Begin

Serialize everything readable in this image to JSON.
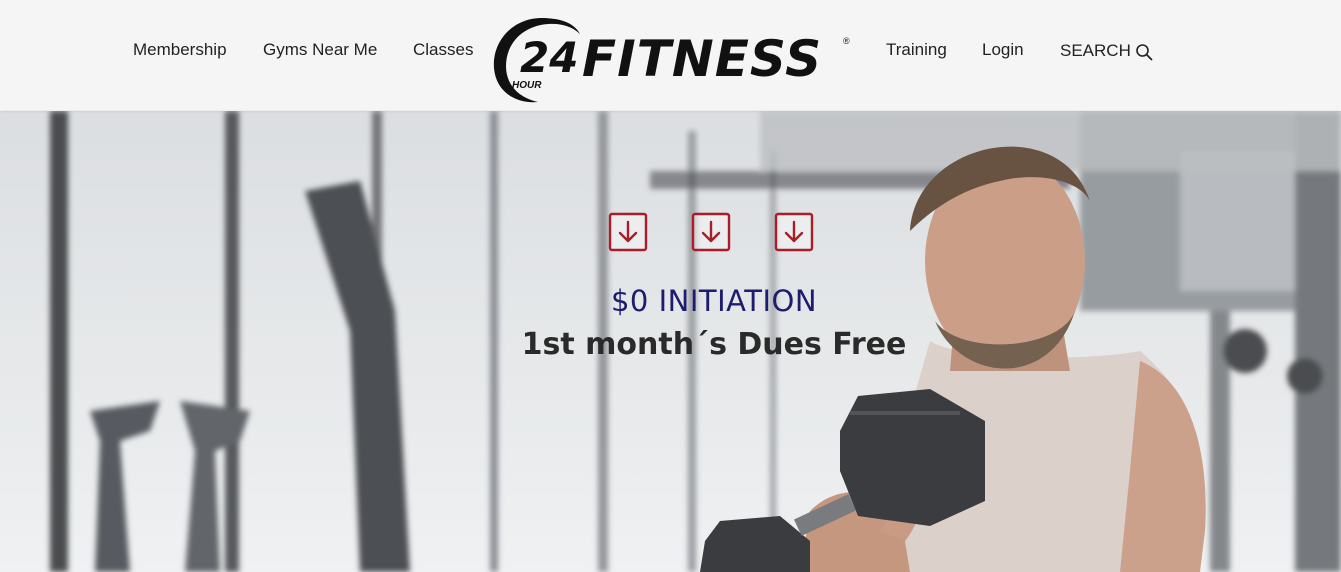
{
  "nav": {
    "left": [
      "Membership",
      "Gyms Near Me",
      "Classes"
    ],
    "right": [
      "Training",
      "Login"
    ],
    "search_label": "SEARCH"
  },
  "logo": {
    "number": "24",
    "hour": "HOUR",
    "word": "FITNESS",
    "mark": "®"
  },
  "hero": {
    "headline": "$0 INITIATION",
    "subheadline": "1st month´s Dues Free",
    "icons": [
      "arrow-down-icon",
      "arrow-down-icon",
      "arrow-down-icon"
    ]
  },
  "colors": {
    "header_bg": "#f5f5f6",
    "accent_red": "#a81d27",
    "headline_navy": "#1d1c6e"
  }
}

End

- What the exercise asks -
Repeat the listing verbatim. Skip the pictures.

- Response -
Serialize everything readable in this image to JSON.
{
  "nav": {
    "left": [
      "Membership",
      "Gyms Near Me",
      "Classes"
    ],
    "right": [
      "Training",
      "Login"
    ],
    "search_label": "SEARCH"
  },
  "logo": {
    "number": "24",
    "hour": "HOUR",
    "word": "FITNESS",
    "mark": "®"
  },
  "hero": {
    "headline": "$0 INITIATION",
    "subheadline": "1st month´s Dues Free",
    "icons": [
      "arrow-down-icon",
      "arrow-down-icon",
      "arrow-down-icon"
    ]
  },
  "colors": {
    "header_bg": "#f5f5f6",
    "accent_red": "#a81d27",
    "headline_navy": "#1d1c6e"
  }
}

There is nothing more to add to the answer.